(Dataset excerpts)
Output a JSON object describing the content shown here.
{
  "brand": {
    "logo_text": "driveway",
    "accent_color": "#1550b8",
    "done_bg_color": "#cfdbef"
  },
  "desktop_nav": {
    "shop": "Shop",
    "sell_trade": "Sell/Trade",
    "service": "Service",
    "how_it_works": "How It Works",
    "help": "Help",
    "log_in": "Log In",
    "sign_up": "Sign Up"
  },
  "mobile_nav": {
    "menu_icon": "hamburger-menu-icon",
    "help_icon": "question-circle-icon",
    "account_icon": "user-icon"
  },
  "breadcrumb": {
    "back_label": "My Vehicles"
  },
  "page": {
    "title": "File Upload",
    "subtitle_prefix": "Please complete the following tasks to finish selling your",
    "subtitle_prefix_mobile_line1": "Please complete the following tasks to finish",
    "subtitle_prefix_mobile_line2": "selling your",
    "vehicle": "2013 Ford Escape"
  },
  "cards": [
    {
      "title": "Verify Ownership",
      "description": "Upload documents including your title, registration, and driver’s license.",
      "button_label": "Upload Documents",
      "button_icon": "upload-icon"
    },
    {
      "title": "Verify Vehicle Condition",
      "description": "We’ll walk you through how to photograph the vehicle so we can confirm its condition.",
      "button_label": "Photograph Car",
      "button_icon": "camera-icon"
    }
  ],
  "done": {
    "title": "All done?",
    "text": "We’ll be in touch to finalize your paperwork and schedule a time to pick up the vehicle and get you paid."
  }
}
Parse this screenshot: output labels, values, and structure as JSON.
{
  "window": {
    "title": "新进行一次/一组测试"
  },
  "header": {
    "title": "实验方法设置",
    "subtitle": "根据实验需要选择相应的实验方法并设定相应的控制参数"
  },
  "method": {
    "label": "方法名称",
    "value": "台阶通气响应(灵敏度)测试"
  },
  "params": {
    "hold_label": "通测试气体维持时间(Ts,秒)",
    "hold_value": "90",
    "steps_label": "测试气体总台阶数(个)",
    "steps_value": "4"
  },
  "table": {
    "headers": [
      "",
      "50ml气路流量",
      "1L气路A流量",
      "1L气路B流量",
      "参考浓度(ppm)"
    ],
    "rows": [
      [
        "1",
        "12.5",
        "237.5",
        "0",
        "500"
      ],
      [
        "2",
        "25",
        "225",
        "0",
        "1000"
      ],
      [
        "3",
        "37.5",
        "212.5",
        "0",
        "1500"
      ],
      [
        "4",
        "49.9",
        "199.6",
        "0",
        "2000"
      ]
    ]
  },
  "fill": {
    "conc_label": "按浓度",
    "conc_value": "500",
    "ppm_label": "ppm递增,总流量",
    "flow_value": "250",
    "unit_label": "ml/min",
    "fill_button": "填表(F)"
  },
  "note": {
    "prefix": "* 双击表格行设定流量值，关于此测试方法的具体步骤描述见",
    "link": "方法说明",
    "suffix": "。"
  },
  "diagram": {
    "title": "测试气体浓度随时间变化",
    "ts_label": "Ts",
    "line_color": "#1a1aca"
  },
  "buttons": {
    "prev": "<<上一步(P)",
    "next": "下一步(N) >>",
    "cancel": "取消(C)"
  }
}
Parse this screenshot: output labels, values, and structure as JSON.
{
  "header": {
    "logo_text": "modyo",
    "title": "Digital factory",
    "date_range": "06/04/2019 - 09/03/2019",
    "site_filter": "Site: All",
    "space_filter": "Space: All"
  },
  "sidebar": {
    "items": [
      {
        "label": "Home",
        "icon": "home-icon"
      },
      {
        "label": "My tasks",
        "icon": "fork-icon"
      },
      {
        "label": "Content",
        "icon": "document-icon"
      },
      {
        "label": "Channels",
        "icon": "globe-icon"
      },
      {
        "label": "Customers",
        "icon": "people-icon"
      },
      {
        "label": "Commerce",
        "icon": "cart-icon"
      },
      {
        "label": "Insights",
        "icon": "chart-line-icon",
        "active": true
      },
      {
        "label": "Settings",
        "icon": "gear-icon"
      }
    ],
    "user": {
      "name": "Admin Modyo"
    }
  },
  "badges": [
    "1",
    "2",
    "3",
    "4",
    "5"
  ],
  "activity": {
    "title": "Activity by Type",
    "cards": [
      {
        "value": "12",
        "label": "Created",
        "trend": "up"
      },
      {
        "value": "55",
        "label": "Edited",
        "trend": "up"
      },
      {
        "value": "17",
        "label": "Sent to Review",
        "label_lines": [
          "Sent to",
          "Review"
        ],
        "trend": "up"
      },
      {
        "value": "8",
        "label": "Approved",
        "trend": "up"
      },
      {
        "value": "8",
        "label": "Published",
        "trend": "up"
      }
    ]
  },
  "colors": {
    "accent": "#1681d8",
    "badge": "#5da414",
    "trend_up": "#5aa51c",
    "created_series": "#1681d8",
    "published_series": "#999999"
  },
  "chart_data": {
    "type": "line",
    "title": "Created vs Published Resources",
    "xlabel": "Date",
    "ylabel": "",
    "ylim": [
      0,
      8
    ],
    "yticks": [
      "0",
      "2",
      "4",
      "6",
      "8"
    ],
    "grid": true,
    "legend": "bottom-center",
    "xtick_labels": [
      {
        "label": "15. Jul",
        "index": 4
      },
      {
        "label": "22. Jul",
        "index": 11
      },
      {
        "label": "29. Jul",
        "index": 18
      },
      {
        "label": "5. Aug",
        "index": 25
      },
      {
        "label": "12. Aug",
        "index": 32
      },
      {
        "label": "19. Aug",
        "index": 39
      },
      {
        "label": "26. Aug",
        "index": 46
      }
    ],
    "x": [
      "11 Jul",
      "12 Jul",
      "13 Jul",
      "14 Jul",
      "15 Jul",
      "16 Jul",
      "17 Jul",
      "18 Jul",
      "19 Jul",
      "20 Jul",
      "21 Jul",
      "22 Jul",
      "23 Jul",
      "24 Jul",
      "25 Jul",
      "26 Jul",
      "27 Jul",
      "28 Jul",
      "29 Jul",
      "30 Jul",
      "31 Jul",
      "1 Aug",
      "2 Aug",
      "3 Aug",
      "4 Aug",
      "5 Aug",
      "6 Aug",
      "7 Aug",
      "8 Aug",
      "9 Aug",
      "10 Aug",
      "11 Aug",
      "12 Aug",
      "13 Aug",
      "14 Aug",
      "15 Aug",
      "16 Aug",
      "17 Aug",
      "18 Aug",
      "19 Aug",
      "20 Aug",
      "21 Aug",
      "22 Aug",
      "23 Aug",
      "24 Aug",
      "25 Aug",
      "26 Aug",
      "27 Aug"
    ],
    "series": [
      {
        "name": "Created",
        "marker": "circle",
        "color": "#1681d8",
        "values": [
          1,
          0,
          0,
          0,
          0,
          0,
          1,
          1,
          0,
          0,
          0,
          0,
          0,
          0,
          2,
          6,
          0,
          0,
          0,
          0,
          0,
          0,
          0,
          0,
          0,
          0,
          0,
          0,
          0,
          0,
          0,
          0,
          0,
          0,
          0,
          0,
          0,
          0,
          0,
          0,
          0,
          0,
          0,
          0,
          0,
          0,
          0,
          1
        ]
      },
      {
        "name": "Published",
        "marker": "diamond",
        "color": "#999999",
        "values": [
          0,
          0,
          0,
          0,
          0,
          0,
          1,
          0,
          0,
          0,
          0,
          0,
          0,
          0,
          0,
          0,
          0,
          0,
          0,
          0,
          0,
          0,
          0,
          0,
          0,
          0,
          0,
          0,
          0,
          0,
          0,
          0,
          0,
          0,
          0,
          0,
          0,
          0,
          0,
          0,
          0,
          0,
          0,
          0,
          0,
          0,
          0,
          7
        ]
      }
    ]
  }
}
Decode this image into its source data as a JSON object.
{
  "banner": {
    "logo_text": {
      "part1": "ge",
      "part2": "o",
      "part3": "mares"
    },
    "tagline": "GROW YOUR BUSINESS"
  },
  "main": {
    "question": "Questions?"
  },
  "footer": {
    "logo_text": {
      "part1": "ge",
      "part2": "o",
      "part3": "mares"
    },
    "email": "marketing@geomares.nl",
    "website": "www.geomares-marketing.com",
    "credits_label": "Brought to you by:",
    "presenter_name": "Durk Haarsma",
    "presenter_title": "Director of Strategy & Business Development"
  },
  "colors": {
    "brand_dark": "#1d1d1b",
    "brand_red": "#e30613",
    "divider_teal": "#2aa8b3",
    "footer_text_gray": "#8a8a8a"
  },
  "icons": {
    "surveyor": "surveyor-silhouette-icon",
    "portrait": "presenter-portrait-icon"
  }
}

* **Job**: Filter out all lines lacking the word "circle" and copy the rest.

* **Full answer**:
    "help_icon": "question-circle-icon",
        "marker": "circle",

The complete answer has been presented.